* Instructions to follow:
Skip the pictures. Copy all the rest of the records down exactly.

(Data tied to figure images)
%%

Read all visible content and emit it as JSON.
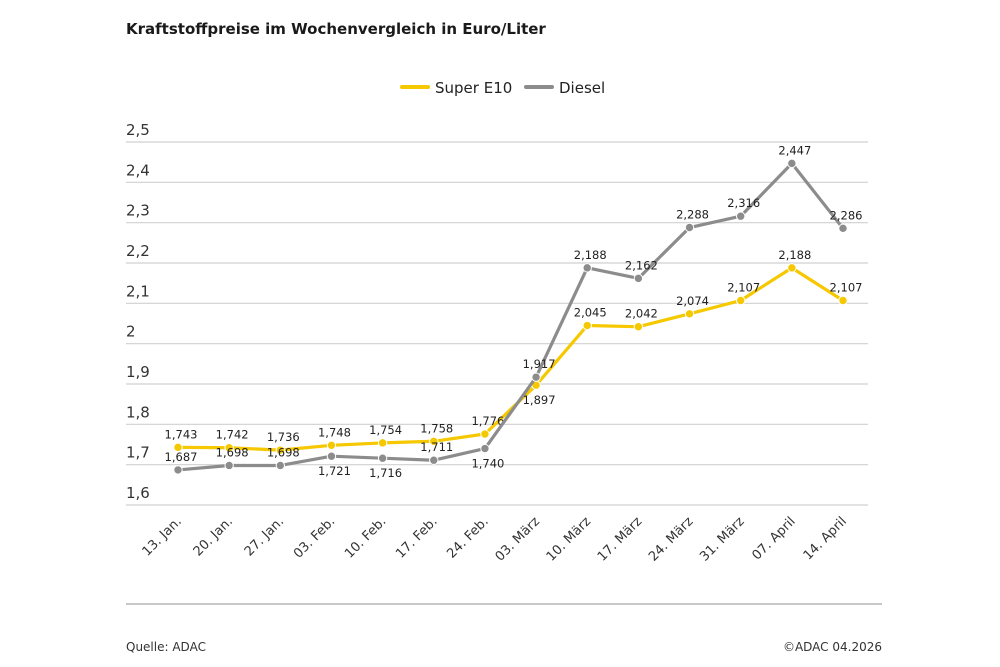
{
  "title": "Kraftstoffpreise im Wochenvergleich in Euro/Liter",
  "source": "Quelle: ADAC",
  "copyright": "©ADAC 04.2026",
  "chart_data": {
    "type": "line",
    "title": "Kraftstoffpreise im Wochenvergleich in Euro/Liter",
    "xlabel": "",
    "ylabel": "",
    "ylim": [
      1.6,
      2.5
    ],
    "yticks": [
      "1,6",
      "1,7",
      "1,8",
      "1,9",
      "2",
      "2,1",
      "2,2",
      "2,3",
      "2,4",
      "2,5"
    ],
    "ytick_values": [
      1.6,
      1.7,
      1.8,
      1.9,
      2.0,
      2.1,
      2.2,
      2.3,
      2.4,
      2.5
    ],
    "grid": true,
    "legend": "top-center",
    "categories": [
      "13. Jan.",
      "20. Jan.",
      "27. Jan.",
      "03. Feb.",
      "10. Feb.",
      "17. Feb.",
      "24. Feb.",
      "03. März",
      "10. März",
      "17. März",
      "24. März",
      "31. März",
      "07. April",
      "14. April"
    ],
    "series": [
      {
        "name": "Super E10",
        "color": "#f5c800",
        "values": [
          1.743,
          1.742,
          1.736,
          1.748,
          1.754,
          1.758,
          1.776,
          1.897,
          2.045,
          2.042,
          2.074,
          2.107,
          2.188,
          2.107
        ],
        "labels": [
          "1,743",
          "1,742",
          "1,736",
          "1,748",
          "1,754",
          "1,758",
          "1,776",
          "1,897",
          "2,045",
          "2,042",
          "2,074",
          "2,107",
          "2,188",
          "2,107"
        ]
      },
      {
        "name": "Diesel",
        "color": "#8c8c8c",
        "values": [
          1.687,
          1.698,
          1.698,
          1.721,
          1.716,
          1.711,
          1.74,
          1.917,
          2.188,
          2.162,
          2.288,
          2.316,
          2.447,
          2.286
        ],
        "labels": [
          "1,687",
          "1,698",
          "1,698",
          "1,721",
          "1,716",
          "1,711",
          "1,740",
          "1,917",
          "2,188",
          "2,162",
          "2,288",
          "2,316",
          "2,447",
          "2,286"
        ]
      }
    ]
  }
}
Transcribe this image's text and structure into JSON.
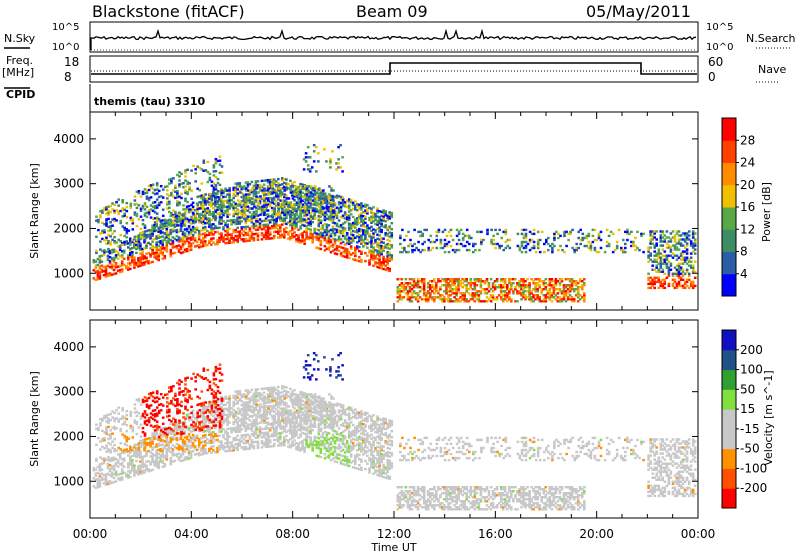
{
  "header": {
    "station": "Blackstone (fitACF)",
    "beam": "Beam 09",
    "date": "05/May/2011"
  },
  "strips": {
    "nsky_label": "N.Sky",
    "nsearch_label": "N.Search",
    "freq_label_1": "Freq.",
    "freq_label_2": "[MHz]",
    "nave_label": "Nave",
    "cpid_label": "CPID",
    "cpid_value": "themis (tau) 3310",
    "noise_ticks": [
      "10^5",
      "10^0"
    ],
    "freq_ticks": [
      "18",
      "8"
    ],
    "nave_ticks": [
      "60",
      "0"
    ]
  },
  "colors": {
    "frame": "#000000",
    "power_scale": [
      "#0000ff",
      "#2a5fa8",
      "#3c8c64",
      "#58a848",
      "#f0c000",
      "#ff8c00",
      "#ff4000",
      "#ff0000"
    ],
    "velocity_scale": [
      "#ff0000",
      "#ff5000",
      "#ff9000",
      "#c8c8c8",
      "#c8c8c8",
      "#80e040",
      "#30a030",
      "#205088",
      "#1010c0"
    ]
  },
  "chart_data": [
    {
      "type": "heatmap",
      "title": "",
      "xlabel": "Time UT",
      "ylabel": "Slant Range [km]",
      "x_ticks": [
        "00:00",
        "04:00",
        "08:00",
        "12:00",
        "16:00",
        "20:00",
        "00:00"
      ],
      "xlim_hours": [
        0,
        24
      ],
      "y_ticks": [
        1000,
        2000,
        3000,
        4000
      ],
      "ylim_km": [
        180,
        4600
      ],
      "colorbar_label": "Power [dB]",
      "colorbar_ticks": [
        4,
        8,
        12,
        16,
        20,
        24,
        28
      ],
      "colorbar_range": [
        0,
        32
      ]
    },
    {
      "type": "heatmap",
      "title": "",
      "xlabel": "Time UT",
      "ylabel": "Slant Range [km]",
      "x_ticks": [
        "00:00",
        "04:00",
        "08:00",
        "12:00",
        "16:00",
        "20:00",
        "00:00"
      ],
      "xlim_hours": [
        0,
        24
      ],
      "y_ticks": [
        1000,
        2000,
        3000,
        4000
      ],
      "ylim_km": [
        180,
        4600
      ],
      "colorbar_label": "Velocity [m s^-1]",
      "colorbar_ticks": [
        -200,
        -100,
        -50,
        -15,
        15,
        50,
        100,
        200
      ]
    }
  ]
}
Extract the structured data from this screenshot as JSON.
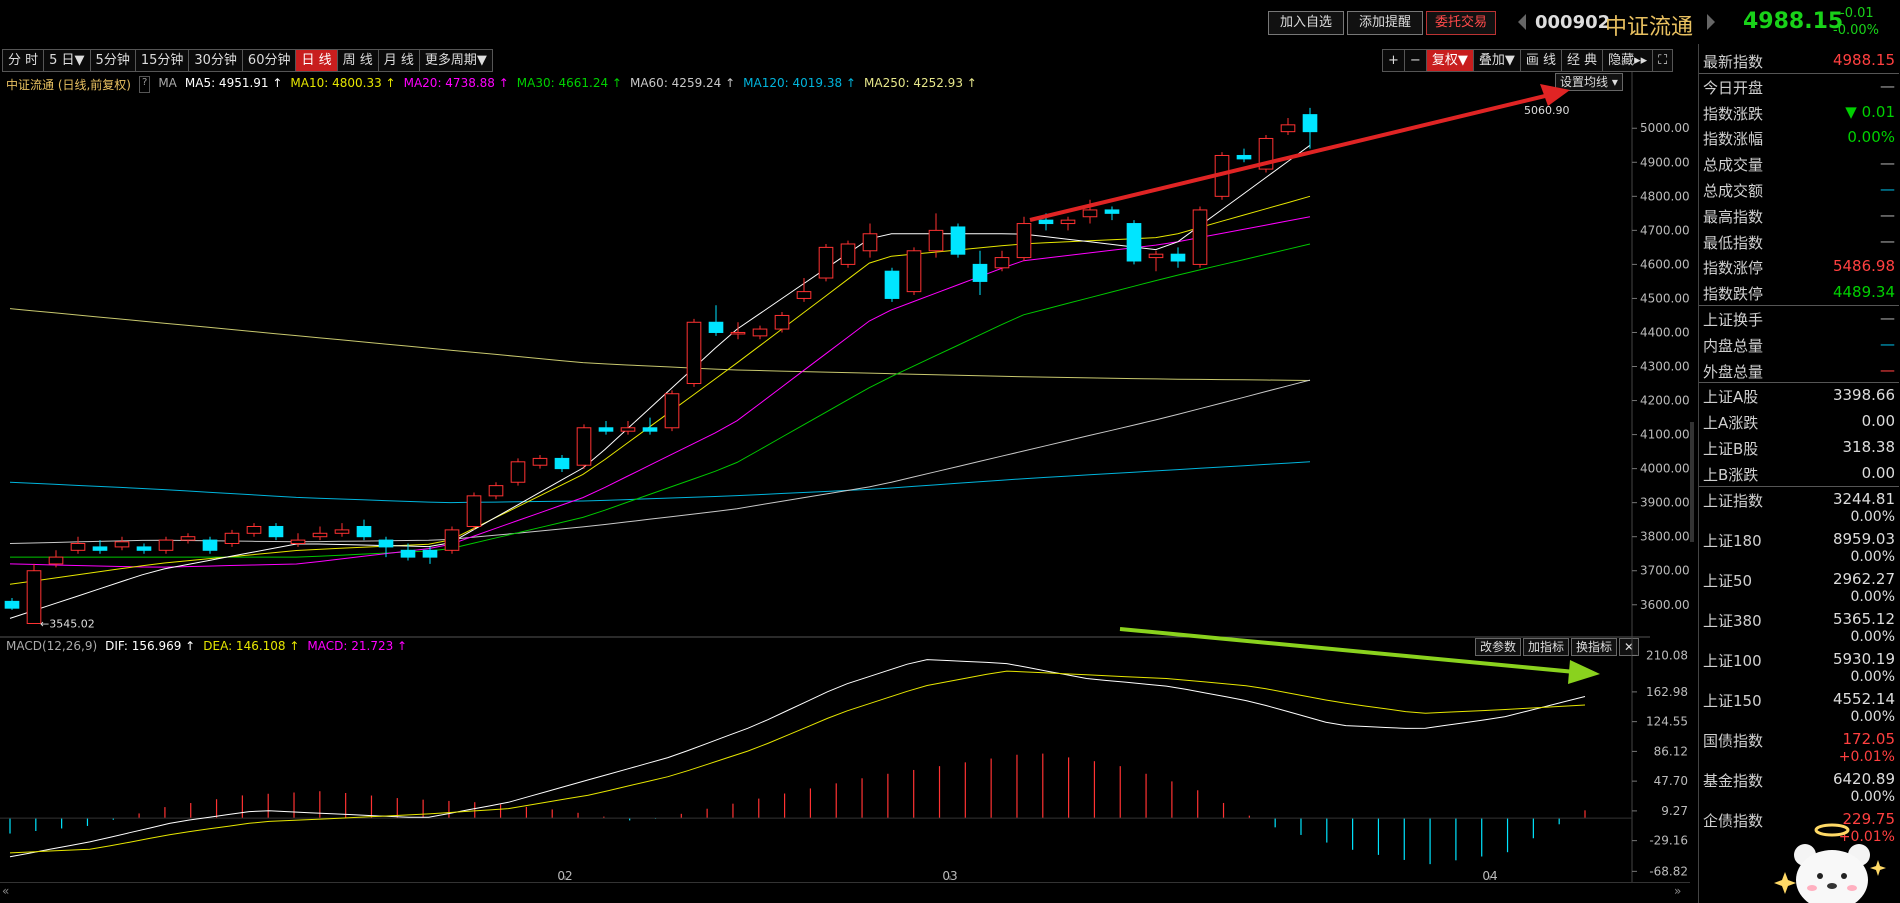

%%

* Completed exercise:
Read all visible content and emit it as JSON.
{
  "title": "Kraftstoffpreise im Wochenvergleich in Euro/Liter",
  "source": "Quelle: ADAC",
  "copyright": "©ADAC 04.2026",
  "chart_data": {
    "type": "line",
    "title": "Kraftstoffpreise im Wochenvergleich in Euro/Liter",
    "xlabel": "",
    "ylabel": "",
    "ylim": [
      1.6,
      2.5
    ],
    "yticks": [
      "1,6",
      "1,7",
      "1,8",
      "1,9",
      "2",
      "2,1",
      "2,2",
      "2,3",
      "2,4",
      "2,5"
    ],
    "ytick_values": [
      1.6,
      1.7,
      1.8,
      1.9,
      2.0,
      2.1,
      2.2,
      2.3,
      2.4,
      2.5
    ],
    "grid": true,
    "legend": "top-center",
    "categories": [
      "13. Jan.",
      "20. Jan.",
      "27. Jan.",
      "03. Feb.",
      "10. Feb.",
      "17. Feb.",
      "24. Feb.",
      "03. März",
      "10. März",
      "17. März",
      "24. März",
      "31. März",
      "07. April",
      "14. April"
    ],
    "series": [
      {
        "name": "Super E10",
        "color": "#f5c800",
        "values": [
          1.743,
          1.742,
          1.736,
          1.748,
          1.754,
          1.758,
          1.776,
          1.897,
          2.045,
          2.042,
          2.074,
          2.107,
          2.188,
          2.107
        ],
        "labels": [
          "1,743",
          "1,742",
          "1,736",
          "1,748",
          "1,754",
          "1,758",
          "1,776",
          "1,897",
          "2,045",
          "2,042",
          "2,074",
          "2,107",
          "2,188",
          "2,107"
        ]
      },
      {
        "name": "Diesel",
        "color": "#8c8c8c",
        "values": [
          1.687,
          1.698,
          1.698,
          1.721,
          1.716,
          1.711,
          1.74,
          1.917,
          2.188,
          2.162,
          2.288,
          2.316,
          2.447,
          2.286
        ],
        "labels": [
          "1,687",
          "1,698",
          "1,698",
          "1,721",
          "1,716",
          "1,711",
          "1,740",
          "1,917",
          "2,188",
          "2,162",
          "2,288",
          "2,316",
          "2,447",
          "2,286"
        ]
      }
    ]
  }
}
Transcribe this image's text and structure into JSON.
{
  "header": {
    "station": "Blackstone (fitACF)",
    "beam": "Beam 09",
    "date": "05/May/2011"
  },
  "strips": {
    "nsky_label": "N.Sky",
    "nsearch_label": "N.Search",
    "freq_label_1": "Freq.",
    "freq_label_2": "[MHz]",
    "nave_label": "Nave",
    "cpid_label": "CPID",
    "cpid_value": "themis (tau) 3310",
    "noise_ticks": [
      "10^5",
      "10^0"
    ],
    "freq_ticks": [
      "18",
      "8"
    ],
    "nave_ticks": [
      "60",
      "0"
    ]
  },
  "colors": {
    "frame": "#000000",
    "power_scale": [
      "#0000ff",
      "#2a5fa8",
      "#3c8c64",
      "#58a848",
      "#f0c000",
      "#ff8c00",
      "#ff4000",
      "#ff0000"
    ],
    "velocity_scale": [
      "#ff0000",
      "#ff5000",
      "#ff9000",
      "#c8c8c8",
      "#c8c8c8",
      "#80e040",
      "#30a030",
      "#205088",
      "#1010c0"
    ]
  },
  "chart_data": [
    {
      "type": "heatmap",
      "title": "",
      "xlabel": "Time UT",
      "ylabel": "Slant Range [km]",
      "x_ticks": [
        "00:00",
        "04:00",
        "08:00",
        "12:00",
        "16:00",
        "20:00",
        "00:00"
      ],
      "xlim_hours": [
        0,
        24
      ],
      "y_ticks": [
        1000,
        2000,
        3000,
        4000
      ],
      "ylim_km": [
        180,
        4600
      ],
      "colorbar_label": "Power [dB]",
      "colorbar_ticks": [
        4,
        8,
        12,
        16,
        20,
        24,
        28
      ],
      "colorbar_range": [
        0,
        32
      ]
    },
    {
      "type": "heatmap",
      "title": "",
      "xlabel": "Time UT",
      "ylabel": "Slant Range [km]",
      "x_ticks": [
        "00:00",
        "04:00",
        "08:00",
        "12:00",
        "16:00",
        "20:00",
        "00:00"
      ],
      "xlim_hours": [
        0,
        24
      ],
      "y_ticks": [
        1000,
        2000,
        3000,
        4000
      ],
      "ylim_km": [
        180,
        4600
      ],
      "colorbar_label": "Velocity [m s^-1]",
      "colorbar_ticks": [
        -200,
        -100,
        -50,
        -15,
        15,
        50,
        100,
        200
      ]
    }
  ]
}
Extract the structured data from this screenshot as JSON.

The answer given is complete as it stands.